*Requirement*.
Transcribe the records below exactly.
========
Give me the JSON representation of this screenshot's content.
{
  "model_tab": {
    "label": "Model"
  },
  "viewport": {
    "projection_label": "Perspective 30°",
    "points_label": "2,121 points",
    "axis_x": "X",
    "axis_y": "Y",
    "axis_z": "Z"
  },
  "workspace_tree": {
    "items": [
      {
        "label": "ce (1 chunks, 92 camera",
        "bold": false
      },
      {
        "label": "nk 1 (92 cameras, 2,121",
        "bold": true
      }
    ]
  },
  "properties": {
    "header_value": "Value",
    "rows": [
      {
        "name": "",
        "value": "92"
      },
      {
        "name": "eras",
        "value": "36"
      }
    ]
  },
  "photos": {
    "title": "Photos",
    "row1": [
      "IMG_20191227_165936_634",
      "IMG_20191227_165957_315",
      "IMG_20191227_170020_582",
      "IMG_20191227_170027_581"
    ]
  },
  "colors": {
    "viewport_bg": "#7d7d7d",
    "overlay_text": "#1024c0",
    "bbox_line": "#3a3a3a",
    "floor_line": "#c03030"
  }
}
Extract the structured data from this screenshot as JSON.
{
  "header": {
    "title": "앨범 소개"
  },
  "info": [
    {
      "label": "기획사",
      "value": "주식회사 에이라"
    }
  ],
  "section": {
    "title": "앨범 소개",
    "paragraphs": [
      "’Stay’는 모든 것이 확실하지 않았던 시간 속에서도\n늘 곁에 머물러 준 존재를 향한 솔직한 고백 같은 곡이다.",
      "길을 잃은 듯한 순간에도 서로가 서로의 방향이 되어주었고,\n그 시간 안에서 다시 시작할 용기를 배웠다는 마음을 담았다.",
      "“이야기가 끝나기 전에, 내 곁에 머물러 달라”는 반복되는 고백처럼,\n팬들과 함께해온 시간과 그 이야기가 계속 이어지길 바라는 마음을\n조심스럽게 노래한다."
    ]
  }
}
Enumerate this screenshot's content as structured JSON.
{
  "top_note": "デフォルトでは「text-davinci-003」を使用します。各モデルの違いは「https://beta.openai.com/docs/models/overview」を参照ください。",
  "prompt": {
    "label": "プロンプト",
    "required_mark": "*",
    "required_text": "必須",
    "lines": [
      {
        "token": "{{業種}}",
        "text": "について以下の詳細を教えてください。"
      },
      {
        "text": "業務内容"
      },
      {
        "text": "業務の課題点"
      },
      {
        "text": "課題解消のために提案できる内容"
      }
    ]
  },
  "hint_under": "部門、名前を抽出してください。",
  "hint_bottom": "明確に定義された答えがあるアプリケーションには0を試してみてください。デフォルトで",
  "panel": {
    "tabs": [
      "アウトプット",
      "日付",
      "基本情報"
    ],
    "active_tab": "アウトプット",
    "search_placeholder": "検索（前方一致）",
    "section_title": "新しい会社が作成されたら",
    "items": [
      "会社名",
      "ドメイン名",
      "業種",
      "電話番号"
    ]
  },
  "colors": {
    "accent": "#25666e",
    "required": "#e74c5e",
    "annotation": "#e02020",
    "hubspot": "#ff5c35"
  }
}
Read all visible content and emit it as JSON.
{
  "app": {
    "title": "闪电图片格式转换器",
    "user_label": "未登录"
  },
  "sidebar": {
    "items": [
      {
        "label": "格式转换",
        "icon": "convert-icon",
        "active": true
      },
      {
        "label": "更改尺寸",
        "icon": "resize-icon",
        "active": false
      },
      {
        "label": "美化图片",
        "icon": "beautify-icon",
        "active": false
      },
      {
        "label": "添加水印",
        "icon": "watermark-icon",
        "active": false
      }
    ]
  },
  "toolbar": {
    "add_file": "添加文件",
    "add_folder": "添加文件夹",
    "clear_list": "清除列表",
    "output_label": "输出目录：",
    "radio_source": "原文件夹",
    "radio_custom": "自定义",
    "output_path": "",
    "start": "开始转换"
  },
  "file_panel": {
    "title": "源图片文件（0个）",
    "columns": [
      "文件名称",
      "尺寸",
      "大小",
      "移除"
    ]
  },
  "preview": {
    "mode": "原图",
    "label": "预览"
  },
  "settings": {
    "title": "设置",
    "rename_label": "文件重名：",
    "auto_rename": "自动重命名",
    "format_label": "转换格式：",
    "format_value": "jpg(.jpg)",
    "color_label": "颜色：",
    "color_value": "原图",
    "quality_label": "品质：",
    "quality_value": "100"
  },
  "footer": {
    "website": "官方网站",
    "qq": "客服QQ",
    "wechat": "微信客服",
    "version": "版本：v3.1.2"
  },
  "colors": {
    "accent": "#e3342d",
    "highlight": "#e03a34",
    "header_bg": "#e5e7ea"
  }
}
========
*Result below*.
Give me the JSON representation of this screenshot's content.
{
  "model_tab": {
    "label": "Model"
  },
  "viewport": {
    "projection_label": "Perspective 30°",
    "points_label": "2,121 points",
    "axis_x": "X",
    "axis_y": "Y",
    "axis_z": "Z"
  },
  "workspace_tree": {
    "items": [
      {
        "label": "ce (1 chunks, 92 camera",
        "bold": false
      },
      {
        "label": "nk 1 (92 cameras, 2,121",
        "bold": true
      }
    ]
  },
  "properties": {
    "header_value": "Value",
    "rows": [
      {
        "name": "",
        "value": "92"
      },
      {
        "name": "eras",
        "value": "36"
      }
    ]
  },
  "photos": {
    "title": "Photos",
    "row1": [
      "IMG_20191227_165936_634",
      "IMG_20191227_165957_315",
      "IMG_20191227_170020_582",
      "IMG_20191227_170027_581"
    ]
  },
  "colors": {
    "viewport_bg": "#7d7d7d",
    "overlay_text": "#1024c0",
    "bbox_line": "#3a3a3a",
    "floor_line": "#c03030"
  }
}
Extract the structured data from this screenshot as JSON.
{
  "header": {
    "title": "앨범 소개"
  },
  "info": [
    {
      "label": "기획사",
      "value": "주식회사 에이라"
    }
  ],
  "section": {
    "title": "앨범 소개",
    "paragraphs": [
      "’Stay’는 모든 것이 확실하지 않았던 시간 속에서도\n늘 곁에 머물러 준 존재를 향한 솔직한 고백 같은 곡이다.",
      "길을 잃은 듯한 순간에도 서로가 서로의 방향이 되어주었고,\n그 시간 안에서 다시 시작할 용기를 배웠다는 마음을 담았다.",
      "“이야기가 끝나기 전에, 내 곁에 머물러 달라”는 반복되는 고백처럼,\n팬들과 함께해온 시간과 그 이야기가 계속 이어지길 바라는 마음을\n조심스럽게 노래한다."
    ]
  }
}
Enumerate this screenshot's content as structured JSON.
{
  "top_note": "デフォルトでは「text-davinci-003」を使用します。各モデルの違いは「https://beta.openai.com/docs/models/overview」を参照ください。",
  "prompt": {
    "label": "プロンプト",
    "required_mark": "*",
    "required_text": "必須",
    "lines": [
      {
        "token": "{{業種}}",
        "text": "について以下の詳細を教えてください。"
      },
      {
        "text": "業務内容"
      },
      {
        "text": "業務の課題点"
      },
      {
        "text": "課題解消のために提案できる内容"
      }
    ]
  },
  "hint_under": "部門、名前を抽出してください。",
  "hint_bottom": "明確に定義された答えがあるアプリケーションには0を試してみてください。デフォルトで",
  "panel": {
    "tabs": [
      "アウトプット",
      "日付",
      "基本情報"
    ],
    "active_tab": "アウトプット",
    "search_placeholder": "検索（前方一致）",
    "section_title": "新しい会社が作成されたら",
    "items": [
      "会社名",
      "ドメイン名",
      "業種",
      "電話番号"
    ]
  },
  "colors": {
    "accent": "#25666e",
    "required": "#e74c5e",
    "annotation": "#e02020",
    "hubspot": "#ff5c35"
  }
}
Read all visible content and emit it as JSON.
{
  "app": {
    "title": "闪电图片格式转换器",
    "user_label": "未登录"
  },
  "sidebar": {
    "items": [
      {
        "label": "格式转换",
        "icon": "convert-icon",
        "active": true
      },
      {
        "label": "更改尺寸",
        "icon": "resize-icon",
        "active": false
      },
      {
        "label": "美化图片",
        "icon": "beautify-icon",
        "active": false
      },
      {
        "label": "添加水印",
        "icon": "watermark-icon",
        "active": false
      }
    ]
  },
  "toolbar": {
    "add_file": "添加文件",
    "add_folder": "添加文件夹",
    "clear_list": "清除列表",
    "output_label": "输出目录：",
    "radio_source": "原文件夹",
    "radio_custom": "自定义",
    "output_path": "",
    "start": "开始转换"
  },
  "file_panel": {
    "title": "源图片文件（0个）",
    "columns": [
      "文件名称",
      "尺寸",
      "大小",
      "移除"
    ]
  },
  "preview": {
    "mode": "原图",
    "label": "预览"
  },
  "settings": {
    "title": "设置",
    "rename_label": "文件重名：",
    "auto_rename": "自动重命名",
    "format_label": "转换格式：",
    "format_value": "jpg(.jpg)",
    "color_label": "颜色：",
    "color_value": "原图",
    "quality_label": "品质：",
    "quality_value": "100"
  },
  "footer": {
    "website": "官方网站",
    "qq": "客服QQ",
    "wechat": "微信客服",
    "version": "版本：v3.1.2"
  },
  "colors": {
    "accent": "#e3342d",
    "highlight": "#e03a34",
    "header_bg": "#e5e7ea"
  }
}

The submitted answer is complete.